>>>>>

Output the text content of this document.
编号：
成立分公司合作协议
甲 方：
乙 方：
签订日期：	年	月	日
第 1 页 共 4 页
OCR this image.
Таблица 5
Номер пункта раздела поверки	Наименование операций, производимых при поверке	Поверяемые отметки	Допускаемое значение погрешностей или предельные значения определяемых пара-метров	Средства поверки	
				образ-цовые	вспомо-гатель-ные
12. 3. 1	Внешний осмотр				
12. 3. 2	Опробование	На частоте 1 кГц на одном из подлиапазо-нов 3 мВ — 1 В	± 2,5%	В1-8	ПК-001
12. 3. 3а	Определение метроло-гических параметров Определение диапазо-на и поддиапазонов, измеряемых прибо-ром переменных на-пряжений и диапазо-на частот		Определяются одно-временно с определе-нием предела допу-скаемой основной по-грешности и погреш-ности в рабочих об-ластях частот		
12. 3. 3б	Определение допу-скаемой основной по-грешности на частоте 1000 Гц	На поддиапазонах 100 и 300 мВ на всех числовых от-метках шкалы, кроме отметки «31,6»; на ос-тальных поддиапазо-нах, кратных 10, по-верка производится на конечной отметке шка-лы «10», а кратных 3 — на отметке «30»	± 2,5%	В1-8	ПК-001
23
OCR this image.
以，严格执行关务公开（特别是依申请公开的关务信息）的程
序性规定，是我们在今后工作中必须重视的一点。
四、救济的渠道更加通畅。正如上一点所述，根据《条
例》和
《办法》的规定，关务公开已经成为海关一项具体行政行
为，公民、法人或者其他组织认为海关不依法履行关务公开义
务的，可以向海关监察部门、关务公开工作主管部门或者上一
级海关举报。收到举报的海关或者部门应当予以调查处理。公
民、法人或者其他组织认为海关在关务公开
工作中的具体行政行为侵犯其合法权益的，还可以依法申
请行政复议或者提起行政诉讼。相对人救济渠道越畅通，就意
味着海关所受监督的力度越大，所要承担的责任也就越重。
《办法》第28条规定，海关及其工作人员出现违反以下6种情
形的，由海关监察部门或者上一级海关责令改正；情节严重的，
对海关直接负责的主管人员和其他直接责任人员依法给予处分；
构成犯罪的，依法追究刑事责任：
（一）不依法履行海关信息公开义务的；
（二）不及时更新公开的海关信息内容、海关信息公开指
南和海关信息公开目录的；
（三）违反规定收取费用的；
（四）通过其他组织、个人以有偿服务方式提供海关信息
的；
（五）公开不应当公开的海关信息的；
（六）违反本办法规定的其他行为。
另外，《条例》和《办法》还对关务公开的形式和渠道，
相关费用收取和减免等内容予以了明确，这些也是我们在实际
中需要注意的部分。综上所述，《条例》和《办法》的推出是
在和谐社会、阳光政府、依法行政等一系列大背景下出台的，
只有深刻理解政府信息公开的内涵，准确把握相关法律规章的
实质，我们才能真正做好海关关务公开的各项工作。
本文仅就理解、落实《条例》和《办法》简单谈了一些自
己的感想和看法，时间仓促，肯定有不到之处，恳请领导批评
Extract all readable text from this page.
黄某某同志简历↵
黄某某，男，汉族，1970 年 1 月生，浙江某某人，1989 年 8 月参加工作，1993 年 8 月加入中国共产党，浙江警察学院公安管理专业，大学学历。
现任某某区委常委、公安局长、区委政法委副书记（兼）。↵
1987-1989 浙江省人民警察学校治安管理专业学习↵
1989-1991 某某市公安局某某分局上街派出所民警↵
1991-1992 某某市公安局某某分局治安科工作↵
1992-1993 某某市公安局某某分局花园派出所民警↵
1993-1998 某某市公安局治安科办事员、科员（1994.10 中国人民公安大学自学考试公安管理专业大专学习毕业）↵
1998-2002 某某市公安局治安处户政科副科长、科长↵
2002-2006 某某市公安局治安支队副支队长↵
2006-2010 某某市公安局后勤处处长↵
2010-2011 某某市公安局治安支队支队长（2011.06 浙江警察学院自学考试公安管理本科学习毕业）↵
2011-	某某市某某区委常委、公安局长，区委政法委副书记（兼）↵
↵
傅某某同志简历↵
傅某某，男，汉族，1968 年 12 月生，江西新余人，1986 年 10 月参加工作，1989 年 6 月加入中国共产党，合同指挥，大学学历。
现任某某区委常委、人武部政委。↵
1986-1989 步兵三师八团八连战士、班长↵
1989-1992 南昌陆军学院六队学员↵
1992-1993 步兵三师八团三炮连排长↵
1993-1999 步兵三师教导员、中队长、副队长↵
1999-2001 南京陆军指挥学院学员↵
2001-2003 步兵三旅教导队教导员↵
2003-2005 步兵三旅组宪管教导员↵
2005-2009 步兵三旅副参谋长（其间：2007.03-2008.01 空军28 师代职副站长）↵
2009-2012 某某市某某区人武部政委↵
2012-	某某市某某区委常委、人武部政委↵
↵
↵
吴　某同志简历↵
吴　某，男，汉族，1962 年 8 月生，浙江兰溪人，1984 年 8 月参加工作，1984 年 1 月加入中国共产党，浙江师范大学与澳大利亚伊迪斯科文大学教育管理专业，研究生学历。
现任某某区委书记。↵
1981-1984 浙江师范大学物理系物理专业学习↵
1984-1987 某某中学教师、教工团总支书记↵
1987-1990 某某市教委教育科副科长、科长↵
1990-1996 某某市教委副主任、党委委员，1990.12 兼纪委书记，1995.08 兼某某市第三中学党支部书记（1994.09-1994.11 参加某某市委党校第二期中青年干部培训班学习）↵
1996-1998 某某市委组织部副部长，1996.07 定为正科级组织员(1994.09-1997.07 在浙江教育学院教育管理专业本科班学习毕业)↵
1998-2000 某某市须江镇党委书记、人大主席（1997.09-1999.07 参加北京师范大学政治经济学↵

<<<<<

### What is required
Pull every line containing the word "грешности" out of the material and copy it.

### Output for this exercise
12. 3. 3а	Определение метроло-гических параметров Определение диапазо-на и поддиапазонов, измеряемых прибо-ром переменных на-пряжений и диапазо-на частот		Определяются одно-временно с определе-нием предела допу-скаемой основной по-грешности и погреш-ности в рабочих об-ластях частот		
12. 3. 3б	Определение допу-скаемой основной по-грешности на частоте 1000 Гц	На поддиапазонах 100 и 300 мВ на всех числовых от-метках шкалы, кроме отметки «31,6»; на ос-тальных поддиапазо-нах, кратных 10, по-верка производится на конечной отметке шка-лы «10», а кратных 3 — на отметке «30»	± 2,5%	В1-8	ПК-001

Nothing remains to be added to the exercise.